[Figure content listings]

* * * * * * * * *

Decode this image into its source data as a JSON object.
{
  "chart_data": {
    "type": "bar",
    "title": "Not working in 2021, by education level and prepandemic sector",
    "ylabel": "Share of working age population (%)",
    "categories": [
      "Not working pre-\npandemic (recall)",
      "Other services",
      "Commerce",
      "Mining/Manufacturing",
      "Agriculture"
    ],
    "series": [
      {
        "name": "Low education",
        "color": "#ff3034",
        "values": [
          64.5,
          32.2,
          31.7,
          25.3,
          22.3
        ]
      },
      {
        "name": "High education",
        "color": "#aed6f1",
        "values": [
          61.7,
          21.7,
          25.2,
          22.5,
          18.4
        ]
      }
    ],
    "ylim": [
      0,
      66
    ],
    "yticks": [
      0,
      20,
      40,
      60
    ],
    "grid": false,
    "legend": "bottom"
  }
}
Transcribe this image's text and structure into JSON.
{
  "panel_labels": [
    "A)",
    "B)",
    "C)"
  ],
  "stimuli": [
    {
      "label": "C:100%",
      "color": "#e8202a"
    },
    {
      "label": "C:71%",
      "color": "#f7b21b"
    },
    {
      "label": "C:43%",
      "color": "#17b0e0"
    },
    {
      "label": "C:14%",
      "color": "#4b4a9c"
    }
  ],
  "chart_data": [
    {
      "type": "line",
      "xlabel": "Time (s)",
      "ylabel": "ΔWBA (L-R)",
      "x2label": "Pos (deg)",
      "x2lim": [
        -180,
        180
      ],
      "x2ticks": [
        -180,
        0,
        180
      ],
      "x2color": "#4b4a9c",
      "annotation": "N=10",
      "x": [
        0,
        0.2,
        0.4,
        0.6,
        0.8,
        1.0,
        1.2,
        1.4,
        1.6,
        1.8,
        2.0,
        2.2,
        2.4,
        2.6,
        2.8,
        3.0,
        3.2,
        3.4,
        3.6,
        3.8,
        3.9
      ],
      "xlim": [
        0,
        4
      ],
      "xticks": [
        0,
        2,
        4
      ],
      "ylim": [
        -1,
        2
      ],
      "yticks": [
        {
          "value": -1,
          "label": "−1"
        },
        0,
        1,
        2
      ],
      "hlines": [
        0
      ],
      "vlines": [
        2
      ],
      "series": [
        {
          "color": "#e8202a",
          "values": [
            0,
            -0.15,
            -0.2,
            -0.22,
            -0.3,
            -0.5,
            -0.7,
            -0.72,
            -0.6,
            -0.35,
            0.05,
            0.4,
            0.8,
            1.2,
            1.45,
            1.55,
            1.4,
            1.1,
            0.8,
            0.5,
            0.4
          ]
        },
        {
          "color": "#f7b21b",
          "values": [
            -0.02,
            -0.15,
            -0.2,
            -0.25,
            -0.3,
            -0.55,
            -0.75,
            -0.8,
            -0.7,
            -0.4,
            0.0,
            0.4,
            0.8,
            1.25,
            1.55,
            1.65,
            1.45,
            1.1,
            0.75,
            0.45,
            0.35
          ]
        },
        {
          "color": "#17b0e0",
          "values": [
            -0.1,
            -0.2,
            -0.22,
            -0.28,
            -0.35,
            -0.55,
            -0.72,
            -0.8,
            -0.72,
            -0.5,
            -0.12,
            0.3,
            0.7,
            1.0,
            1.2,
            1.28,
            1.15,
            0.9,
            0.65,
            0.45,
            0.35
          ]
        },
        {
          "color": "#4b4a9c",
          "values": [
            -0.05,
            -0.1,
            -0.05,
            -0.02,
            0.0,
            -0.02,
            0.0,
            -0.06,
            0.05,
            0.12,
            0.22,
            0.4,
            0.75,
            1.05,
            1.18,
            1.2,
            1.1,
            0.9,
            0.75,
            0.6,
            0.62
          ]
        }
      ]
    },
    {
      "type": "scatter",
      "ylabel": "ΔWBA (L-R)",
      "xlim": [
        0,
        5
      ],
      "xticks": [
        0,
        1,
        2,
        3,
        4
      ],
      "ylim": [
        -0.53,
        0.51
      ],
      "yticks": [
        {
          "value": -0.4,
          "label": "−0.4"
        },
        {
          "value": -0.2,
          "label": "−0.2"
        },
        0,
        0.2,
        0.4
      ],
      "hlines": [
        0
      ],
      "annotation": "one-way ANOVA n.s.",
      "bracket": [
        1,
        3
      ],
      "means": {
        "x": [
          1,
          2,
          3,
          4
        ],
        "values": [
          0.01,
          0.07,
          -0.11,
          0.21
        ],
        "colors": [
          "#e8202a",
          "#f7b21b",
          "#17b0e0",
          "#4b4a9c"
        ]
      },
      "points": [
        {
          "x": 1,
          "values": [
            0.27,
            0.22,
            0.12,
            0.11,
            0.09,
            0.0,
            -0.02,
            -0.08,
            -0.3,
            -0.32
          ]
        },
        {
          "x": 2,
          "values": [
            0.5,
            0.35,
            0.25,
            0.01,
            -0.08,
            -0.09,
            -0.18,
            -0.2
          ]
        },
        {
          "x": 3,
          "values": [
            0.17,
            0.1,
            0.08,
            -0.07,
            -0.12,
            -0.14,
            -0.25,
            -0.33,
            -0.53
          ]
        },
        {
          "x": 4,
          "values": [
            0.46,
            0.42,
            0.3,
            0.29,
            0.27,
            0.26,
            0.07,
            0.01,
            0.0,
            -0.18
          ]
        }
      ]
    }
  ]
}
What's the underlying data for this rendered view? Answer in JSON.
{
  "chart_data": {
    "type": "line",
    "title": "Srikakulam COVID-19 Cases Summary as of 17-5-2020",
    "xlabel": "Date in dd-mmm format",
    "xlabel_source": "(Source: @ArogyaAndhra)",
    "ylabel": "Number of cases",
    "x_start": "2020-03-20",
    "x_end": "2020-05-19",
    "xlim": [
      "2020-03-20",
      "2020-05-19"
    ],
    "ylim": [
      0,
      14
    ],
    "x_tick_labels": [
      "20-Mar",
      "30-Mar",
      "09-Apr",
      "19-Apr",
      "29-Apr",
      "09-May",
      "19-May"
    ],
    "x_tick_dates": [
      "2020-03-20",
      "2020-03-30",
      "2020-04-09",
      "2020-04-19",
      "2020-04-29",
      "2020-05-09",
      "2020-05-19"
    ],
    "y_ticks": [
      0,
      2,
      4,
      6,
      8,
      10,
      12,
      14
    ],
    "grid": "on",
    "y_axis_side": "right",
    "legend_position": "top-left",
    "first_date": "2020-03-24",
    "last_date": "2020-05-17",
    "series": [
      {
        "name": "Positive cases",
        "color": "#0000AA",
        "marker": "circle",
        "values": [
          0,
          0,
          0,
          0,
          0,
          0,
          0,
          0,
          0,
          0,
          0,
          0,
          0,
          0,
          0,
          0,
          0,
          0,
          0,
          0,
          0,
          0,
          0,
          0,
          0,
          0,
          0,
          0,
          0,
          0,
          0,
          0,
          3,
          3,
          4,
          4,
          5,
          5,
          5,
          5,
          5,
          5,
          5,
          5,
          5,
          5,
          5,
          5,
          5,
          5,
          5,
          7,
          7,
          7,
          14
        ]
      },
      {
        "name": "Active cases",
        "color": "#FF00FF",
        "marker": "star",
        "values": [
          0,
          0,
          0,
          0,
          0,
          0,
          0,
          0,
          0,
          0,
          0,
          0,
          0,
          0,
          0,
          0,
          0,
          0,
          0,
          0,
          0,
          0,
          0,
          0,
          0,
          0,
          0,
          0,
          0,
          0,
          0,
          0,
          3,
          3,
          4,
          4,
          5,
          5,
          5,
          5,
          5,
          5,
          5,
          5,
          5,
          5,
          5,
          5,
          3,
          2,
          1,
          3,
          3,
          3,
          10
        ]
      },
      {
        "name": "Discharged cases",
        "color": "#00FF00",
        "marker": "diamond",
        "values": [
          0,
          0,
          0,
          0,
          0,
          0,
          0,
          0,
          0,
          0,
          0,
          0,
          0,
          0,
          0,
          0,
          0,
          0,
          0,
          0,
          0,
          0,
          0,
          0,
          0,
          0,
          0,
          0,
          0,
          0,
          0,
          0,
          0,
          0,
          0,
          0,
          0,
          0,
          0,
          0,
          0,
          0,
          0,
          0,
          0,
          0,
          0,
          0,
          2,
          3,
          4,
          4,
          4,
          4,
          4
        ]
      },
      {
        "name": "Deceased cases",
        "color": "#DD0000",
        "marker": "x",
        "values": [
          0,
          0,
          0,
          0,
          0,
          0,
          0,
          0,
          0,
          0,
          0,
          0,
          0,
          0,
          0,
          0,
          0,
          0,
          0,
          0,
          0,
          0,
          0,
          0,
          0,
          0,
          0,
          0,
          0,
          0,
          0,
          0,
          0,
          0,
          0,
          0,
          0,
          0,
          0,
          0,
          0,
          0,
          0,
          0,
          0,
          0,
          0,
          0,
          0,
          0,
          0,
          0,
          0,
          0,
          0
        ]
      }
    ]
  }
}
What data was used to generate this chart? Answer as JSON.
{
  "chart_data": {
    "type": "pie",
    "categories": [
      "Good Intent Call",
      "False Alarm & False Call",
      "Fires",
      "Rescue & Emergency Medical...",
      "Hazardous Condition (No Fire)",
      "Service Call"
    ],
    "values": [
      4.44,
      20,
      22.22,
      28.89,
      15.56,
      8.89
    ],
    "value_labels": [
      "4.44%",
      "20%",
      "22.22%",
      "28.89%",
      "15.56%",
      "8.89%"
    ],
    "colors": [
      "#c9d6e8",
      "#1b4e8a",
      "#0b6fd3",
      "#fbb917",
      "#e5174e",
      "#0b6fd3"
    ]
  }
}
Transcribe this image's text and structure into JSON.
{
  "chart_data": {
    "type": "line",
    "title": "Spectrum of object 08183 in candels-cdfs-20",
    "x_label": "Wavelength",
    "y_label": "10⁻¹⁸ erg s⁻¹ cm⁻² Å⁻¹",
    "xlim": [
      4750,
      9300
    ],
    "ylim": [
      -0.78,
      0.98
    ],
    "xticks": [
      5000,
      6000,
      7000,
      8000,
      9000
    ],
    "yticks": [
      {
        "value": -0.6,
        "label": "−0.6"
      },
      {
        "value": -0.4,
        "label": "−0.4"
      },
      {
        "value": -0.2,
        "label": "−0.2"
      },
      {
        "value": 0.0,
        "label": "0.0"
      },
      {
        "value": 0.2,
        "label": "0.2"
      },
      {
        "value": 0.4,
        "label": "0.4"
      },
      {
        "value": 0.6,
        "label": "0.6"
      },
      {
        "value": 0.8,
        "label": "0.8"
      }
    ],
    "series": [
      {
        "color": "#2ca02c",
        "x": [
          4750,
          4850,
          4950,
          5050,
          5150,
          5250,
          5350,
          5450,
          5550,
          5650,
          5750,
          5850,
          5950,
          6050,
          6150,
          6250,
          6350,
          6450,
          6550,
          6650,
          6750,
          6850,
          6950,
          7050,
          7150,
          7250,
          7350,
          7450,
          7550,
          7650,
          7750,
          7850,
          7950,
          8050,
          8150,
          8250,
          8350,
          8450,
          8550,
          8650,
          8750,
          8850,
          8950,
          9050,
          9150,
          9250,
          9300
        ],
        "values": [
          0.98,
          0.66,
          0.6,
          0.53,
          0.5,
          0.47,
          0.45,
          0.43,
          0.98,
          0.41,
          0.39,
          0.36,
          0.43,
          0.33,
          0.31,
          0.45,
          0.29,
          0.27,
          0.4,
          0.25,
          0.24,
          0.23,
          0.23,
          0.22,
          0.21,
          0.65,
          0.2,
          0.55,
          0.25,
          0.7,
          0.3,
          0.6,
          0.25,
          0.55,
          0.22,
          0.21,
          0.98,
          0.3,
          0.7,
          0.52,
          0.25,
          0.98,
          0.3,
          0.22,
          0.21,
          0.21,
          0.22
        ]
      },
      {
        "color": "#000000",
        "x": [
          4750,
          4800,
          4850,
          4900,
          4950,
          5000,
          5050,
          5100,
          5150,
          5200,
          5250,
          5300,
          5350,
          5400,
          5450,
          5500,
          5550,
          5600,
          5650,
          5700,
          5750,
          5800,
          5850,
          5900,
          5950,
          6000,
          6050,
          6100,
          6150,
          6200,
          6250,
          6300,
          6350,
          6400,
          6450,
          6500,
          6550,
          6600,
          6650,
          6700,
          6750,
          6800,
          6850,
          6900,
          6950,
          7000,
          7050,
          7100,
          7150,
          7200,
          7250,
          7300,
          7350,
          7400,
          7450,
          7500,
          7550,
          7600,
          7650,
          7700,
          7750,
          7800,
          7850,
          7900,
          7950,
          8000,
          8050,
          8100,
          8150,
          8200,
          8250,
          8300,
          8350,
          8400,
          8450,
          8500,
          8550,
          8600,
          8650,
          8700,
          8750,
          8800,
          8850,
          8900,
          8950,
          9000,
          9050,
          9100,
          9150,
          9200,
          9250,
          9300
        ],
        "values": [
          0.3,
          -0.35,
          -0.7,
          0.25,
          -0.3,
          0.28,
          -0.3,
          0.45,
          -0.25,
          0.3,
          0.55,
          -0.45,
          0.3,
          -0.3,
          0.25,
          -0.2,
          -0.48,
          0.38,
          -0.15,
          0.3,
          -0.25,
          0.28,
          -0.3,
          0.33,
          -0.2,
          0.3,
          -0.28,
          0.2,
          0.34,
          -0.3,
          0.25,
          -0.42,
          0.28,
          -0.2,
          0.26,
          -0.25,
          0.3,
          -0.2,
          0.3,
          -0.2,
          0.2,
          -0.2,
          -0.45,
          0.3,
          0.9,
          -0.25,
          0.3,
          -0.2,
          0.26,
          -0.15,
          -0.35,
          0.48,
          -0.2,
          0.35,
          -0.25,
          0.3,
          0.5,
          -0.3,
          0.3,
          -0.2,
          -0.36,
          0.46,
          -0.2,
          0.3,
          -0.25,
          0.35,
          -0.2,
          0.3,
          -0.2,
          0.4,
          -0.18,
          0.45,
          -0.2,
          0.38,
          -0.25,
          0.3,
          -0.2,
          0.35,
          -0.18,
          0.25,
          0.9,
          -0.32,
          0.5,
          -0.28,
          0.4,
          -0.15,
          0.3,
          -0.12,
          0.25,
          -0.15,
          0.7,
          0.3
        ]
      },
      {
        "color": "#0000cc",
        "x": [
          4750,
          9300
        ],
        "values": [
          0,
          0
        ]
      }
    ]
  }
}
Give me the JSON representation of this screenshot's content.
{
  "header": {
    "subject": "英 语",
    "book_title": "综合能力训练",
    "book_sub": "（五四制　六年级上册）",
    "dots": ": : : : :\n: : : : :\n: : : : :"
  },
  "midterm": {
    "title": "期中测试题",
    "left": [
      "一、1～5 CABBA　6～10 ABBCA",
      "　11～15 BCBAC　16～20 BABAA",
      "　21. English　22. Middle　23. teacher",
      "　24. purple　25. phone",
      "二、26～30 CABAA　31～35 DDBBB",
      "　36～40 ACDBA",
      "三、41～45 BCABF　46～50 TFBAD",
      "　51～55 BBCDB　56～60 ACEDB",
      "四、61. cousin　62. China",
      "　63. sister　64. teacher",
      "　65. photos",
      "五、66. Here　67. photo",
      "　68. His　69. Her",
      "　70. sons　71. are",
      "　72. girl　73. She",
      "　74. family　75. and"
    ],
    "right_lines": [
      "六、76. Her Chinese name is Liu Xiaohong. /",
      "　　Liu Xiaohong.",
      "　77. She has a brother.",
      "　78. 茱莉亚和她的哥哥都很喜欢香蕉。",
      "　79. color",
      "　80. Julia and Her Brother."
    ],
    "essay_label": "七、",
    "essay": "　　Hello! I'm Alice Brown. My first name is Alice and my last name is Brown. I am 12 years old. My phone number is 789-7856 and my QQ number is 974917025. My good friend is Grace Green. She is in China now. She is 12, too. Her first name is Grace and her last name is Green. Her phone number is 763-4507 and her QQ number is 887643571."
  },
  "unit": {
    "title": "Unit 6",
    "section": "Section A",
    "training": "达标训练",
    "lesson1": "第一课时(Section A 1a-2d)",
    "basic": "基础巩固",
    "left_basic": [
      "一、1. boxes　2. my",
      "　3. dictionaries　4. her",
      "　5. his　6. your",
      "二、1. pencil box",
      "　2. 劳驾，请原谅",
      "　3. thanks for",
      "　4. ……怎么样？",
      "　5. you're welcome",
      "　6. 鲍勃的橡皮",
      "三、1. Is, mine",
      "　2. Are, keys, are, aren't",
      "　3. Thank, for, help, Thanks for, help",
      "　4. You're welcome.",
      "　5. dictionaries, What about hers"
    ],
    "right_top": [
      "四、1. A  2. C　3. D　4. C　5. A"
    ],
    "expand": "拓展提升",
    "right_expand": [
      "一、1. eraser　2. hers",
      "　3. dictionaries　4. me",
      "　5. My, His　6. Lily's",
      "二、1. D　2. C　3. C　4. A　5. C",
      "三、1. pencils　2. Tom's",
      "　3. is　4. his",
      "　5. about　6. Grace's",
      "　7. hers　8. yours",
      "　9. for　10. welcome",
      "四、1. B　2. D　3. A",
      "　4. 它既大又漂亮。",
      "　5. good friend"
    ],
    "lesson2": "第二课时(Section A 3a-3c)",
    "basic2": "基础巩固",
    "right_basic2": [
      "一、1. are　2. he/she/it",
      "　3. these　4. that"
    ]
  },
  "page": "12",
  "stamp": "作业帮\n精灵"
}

* * * * * * * * *

**Exercise prompt:**
Take every line from the data above that holds "working" and copy it out.

**Completed task:**
    "title": "Not working in 2021, by education level and prepandemic sector",
    "ylabel": "Share of working age population (%)",
      "Not working pre-\npandemic (recall)",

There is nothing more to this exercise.